**THE EXERCISE**: Produce an exact transcription of the listing below, omitting the pictures.
____________________
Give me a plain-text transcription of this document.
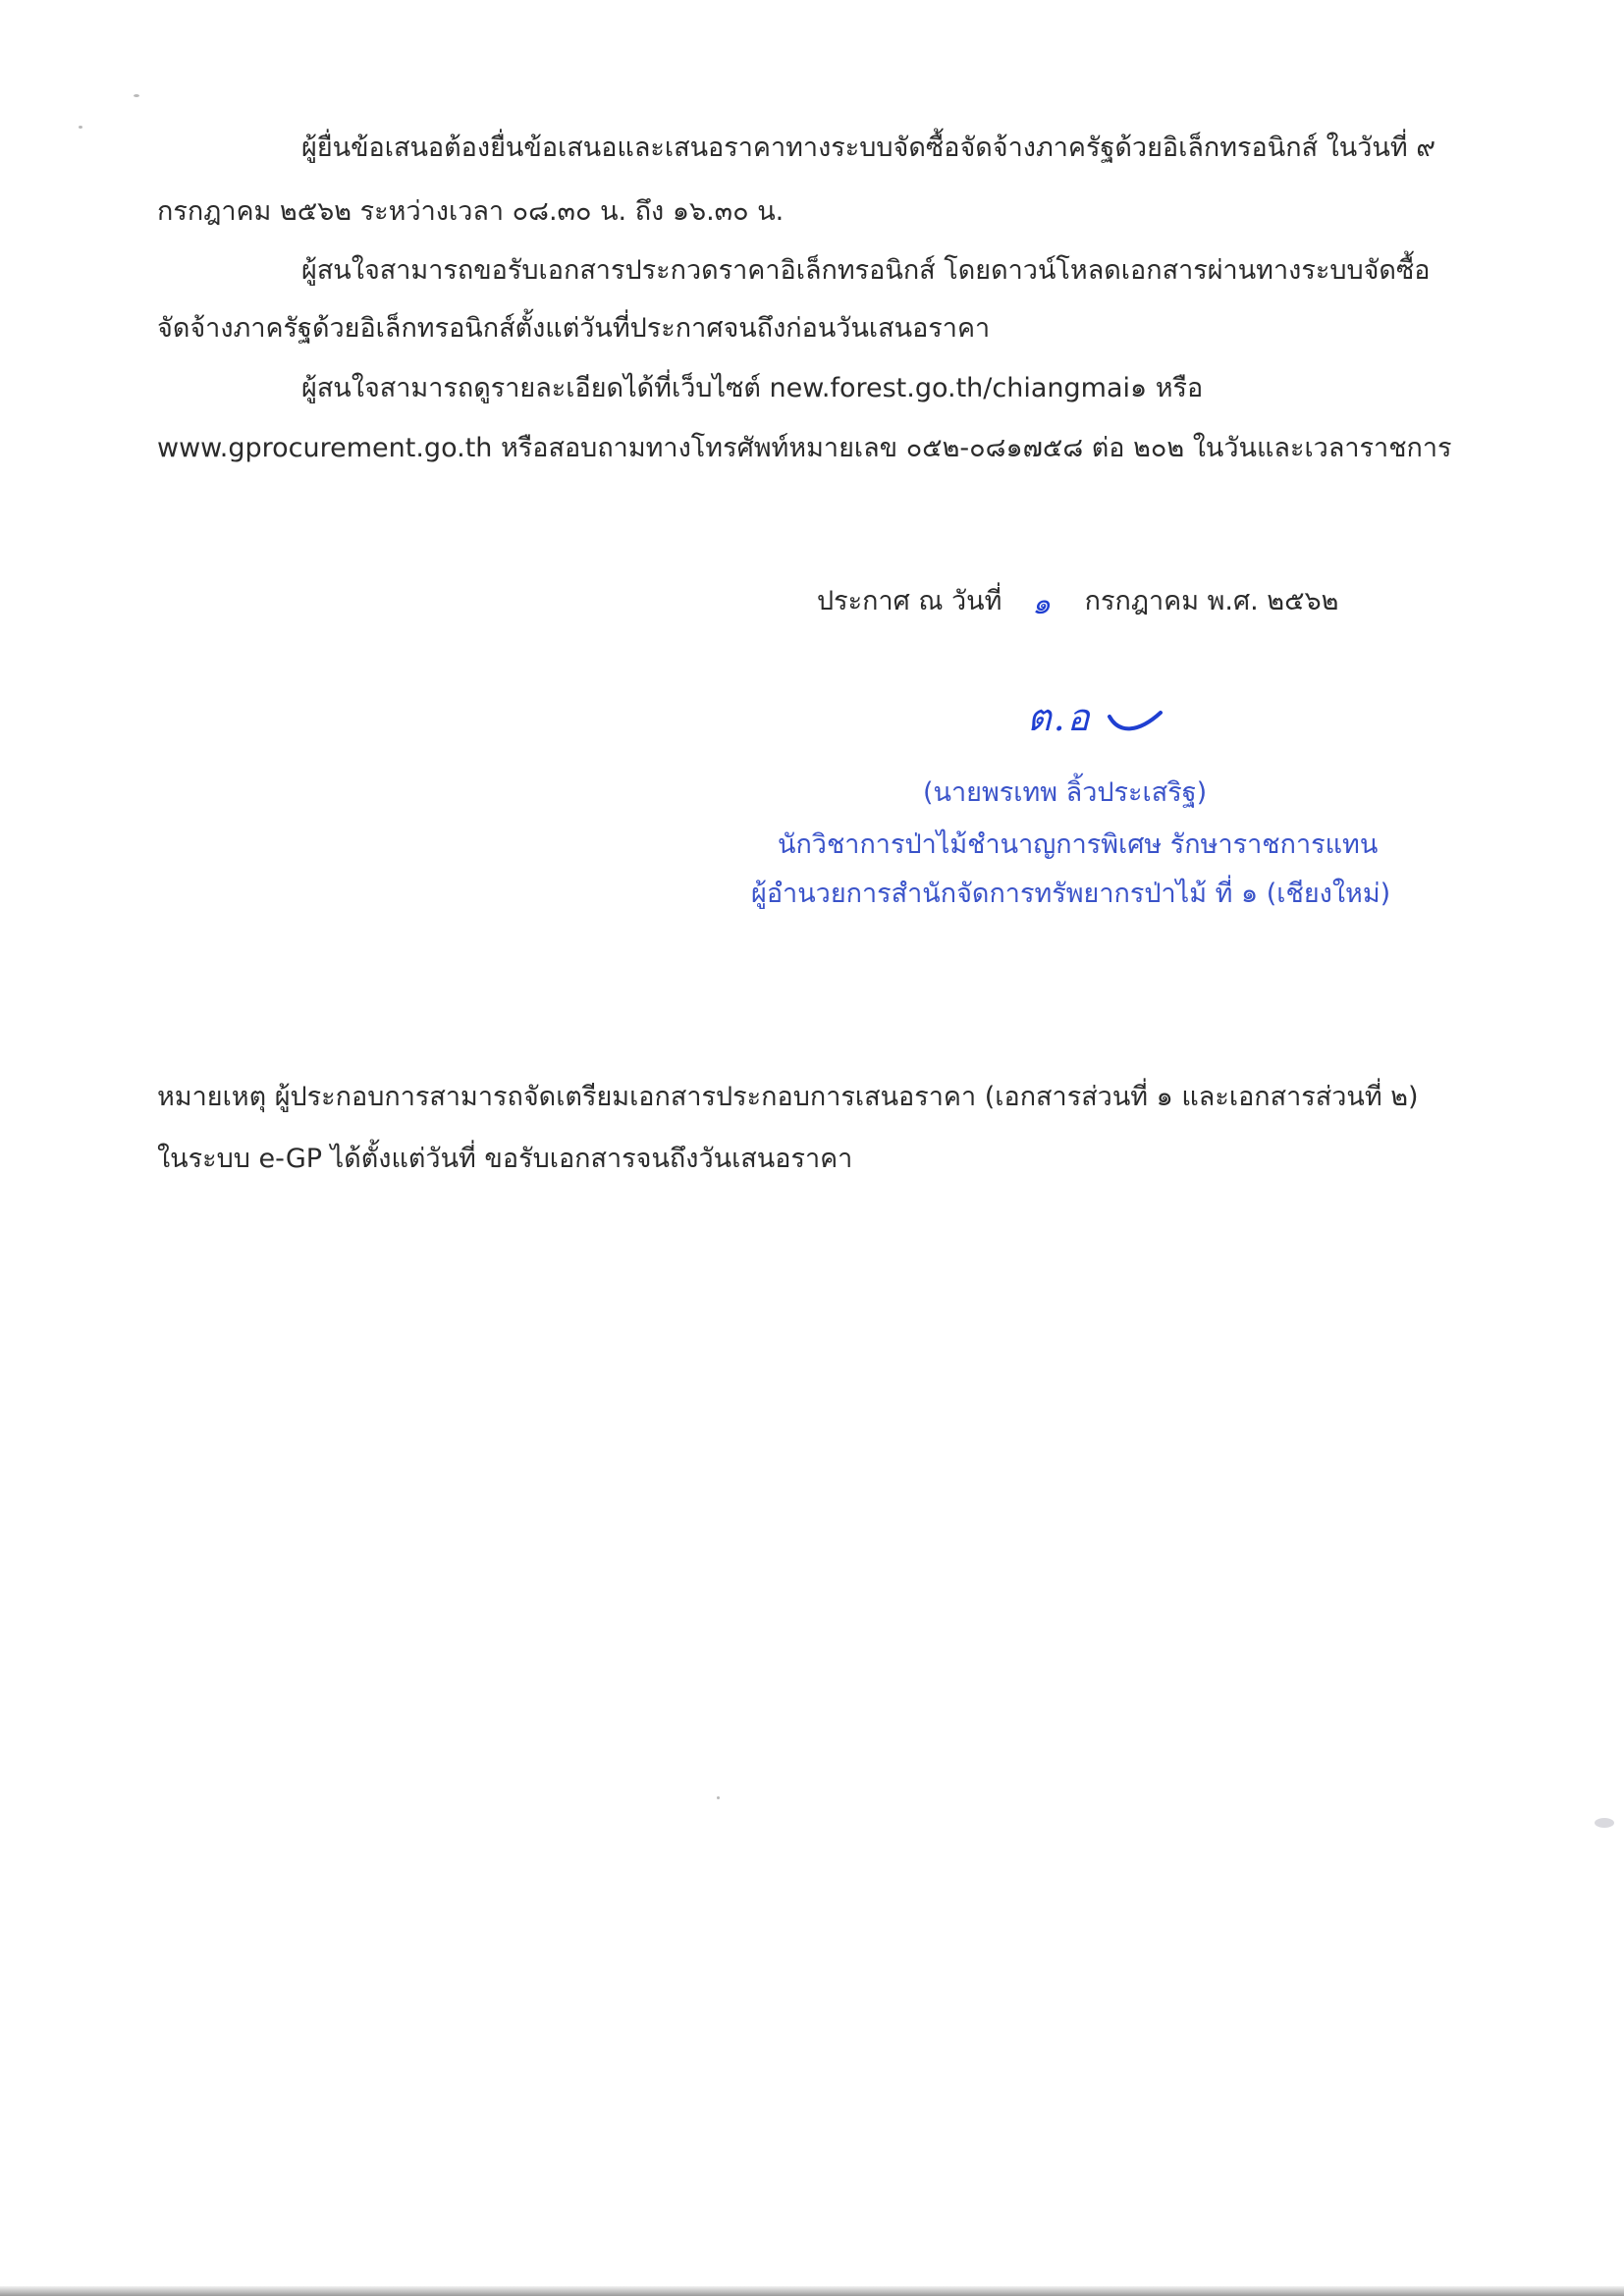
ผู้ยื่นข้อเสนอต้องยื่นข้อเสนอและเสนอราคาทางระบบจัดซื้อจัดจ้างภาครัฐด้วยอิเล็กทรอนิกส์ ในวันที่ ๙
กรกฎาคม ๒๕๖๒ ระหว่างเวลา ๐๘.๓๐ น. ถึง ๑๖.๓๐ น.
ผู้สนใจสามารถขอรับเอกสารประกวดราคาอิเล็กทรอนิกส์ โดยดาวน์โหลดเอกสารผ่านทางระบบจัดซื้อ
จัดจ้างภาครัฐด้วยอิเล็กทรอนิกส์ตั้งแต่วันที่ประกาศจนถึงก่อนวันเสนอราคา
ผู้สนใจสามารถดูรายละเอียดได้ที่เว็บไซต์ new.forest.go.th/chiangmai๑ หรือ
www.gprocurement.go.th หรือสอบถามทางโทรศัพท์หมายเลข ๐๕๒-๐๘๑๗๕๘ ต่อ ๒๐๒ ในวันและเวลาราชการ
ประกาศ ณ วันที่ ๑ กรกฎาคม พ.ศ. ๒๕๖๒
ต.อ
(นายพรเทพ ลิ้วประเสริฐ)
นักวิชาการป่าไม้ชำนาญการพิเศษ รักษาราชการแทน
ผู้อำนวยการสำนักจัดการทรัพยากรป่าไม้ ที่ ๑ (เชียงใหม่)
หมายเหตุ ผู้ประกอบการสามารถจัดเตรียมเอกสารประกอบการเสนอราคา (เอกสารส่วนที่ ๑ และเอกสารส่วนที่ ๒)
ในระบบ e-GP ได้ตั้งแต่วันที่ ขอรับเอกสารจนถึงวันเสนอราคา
____________________
**TASK ANSWER**:
Give me a plain-text transcription of this document.
ผู้ยื่นข้อเสนอต้องยื่นข้อเสนอและเสนอราคาทางระบบจัดซื้อจัดจ้างภาครัฐด้วยอิเล็กทรอนิกส์ ในวันที่ ๙
กรกฎาคม ๒๕๖๒ ระหว่างเวลา ๐๘.๓๐ น. ถึง ๑๖.๓๐ น.
ผู้สนใจสามารถขอรับเอกสารประกวดราคาอิเล็กทรอนิกส์ โดยดาวน์โหลดเอกสารผ่านทางระบบจัดซื้อ
จัดจ้างภาครัฐด้วยอิเล็กทรอนิกส์ตั้งแต่วันที่ประกาศจนถึงก่อนวันเสนอราคา
ผู้สนใจสามารถดูรายละเอียดได้ที่เว็บไซต์ new.forest.go.th/chiangmai๑ หรือ
www.gprocurement.go.th หรือสอบถามทางโทรศัพท์หมายเลข ๐๕๒-๐๘๑๗๕๘ ต่อ ๒๐๒ ในวันและเวลาราชการ
ประกาศ ณ วันที่ ๑ กรกฎาคม พ.ศ. ๒๕๖๒
ต.อ
(นายพรเทพ ลิ้วประเสริฐ)
นักวิชาการป่าไม้ชำนาญการพิเศษ รักษาราชการแทน
ผู้อำนวยการสำนักจัดการทรัพยากรป่าไม้ ที่ ๑ (เชียงใหม่)
หมายเหตุ ผู้ประกอบการสามารถจัดเตรียมเอกสารประกอบการเสนอราคา (เอกสารส่วนที่ ๑ และเอกสารส่วนที่ ๒)
ในระบบ e-GP ได้ตั้งแต่วันที่ ขอรับเอกสารจนถึงวันเสนอราคา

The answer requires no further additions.